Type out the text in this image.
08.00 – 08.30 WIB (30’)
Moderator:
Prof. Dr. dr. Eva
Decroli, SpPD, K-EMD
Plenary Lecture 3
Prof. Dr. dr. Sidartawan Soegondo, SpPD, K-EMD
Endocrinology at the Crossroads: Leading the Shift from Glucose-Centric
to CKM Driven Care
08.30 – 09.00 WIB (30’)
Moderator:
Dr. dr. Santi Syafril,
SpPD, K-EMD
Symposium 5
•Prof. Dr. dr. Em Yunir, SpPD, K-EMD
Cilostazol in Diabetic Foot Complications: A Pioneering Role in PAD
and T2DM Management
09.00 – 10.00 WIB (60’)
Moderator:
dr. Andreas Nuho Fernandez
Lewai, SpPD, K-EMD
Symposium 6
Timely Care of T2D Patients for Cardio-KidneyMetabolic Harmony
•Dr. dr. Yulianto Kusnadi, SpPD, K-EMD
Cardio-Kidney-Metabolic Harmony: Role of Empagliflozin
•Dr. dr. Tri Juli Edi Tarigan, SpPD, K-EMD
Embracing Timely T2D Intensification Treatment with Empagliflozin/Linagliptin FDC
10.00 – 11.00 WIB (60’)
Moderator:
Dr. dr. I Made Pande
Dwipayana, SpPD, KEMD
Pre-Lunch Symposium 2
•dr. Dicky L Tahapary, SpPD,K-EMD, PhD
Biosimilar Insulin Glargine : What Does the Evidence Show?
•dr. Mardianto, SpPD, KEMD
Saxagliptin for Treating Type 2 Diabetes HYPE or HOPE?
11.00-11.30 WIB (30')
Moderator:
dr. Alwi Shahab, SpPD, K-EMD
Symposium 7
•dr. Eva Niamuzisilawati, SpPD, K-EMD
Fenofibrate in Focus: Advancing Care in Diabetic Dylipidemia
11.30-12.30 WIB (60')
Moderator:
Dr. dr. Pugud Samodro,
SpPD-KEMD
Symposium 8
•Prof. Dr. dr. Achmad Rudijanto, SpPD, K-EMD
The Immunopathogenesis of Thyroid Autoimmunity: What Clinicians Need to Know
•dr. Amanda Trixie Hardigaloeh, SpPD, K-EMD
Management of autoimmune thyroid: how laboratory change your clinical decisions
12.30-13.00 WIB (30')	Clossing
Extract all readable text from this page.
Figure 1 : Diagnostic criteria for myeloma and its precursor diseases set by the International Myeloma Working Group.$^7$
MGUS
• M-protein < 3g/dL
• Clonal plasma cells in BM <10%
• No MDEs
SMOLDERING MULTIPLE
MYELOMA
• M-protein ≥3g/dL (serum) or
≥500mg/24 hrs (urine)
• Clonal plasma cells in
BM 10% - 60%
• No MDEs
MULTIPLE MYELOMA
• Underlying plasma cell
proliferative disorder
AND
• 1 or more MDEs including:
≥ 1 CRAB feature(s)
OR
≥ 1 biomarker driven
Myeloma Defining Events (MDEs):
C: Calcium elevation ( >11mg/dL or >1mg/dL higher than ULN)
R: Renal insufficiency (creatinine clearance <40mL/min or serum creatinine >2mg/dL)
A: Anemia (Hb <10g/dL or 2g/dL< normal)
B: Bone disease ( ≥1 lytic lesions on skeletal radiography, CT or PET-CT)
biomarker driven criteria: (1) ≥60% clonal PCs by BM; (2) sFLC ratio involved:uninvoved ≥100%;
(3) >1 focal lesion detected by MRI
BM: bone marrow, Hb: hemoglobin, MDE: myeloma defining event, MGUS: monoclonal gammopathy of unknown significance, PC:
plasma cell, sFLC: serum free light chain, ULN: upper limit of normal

◆ **Action item**
Wherever a line above contains the string "this", count it; then give the total alone.

◆ **Solution to the problem**
2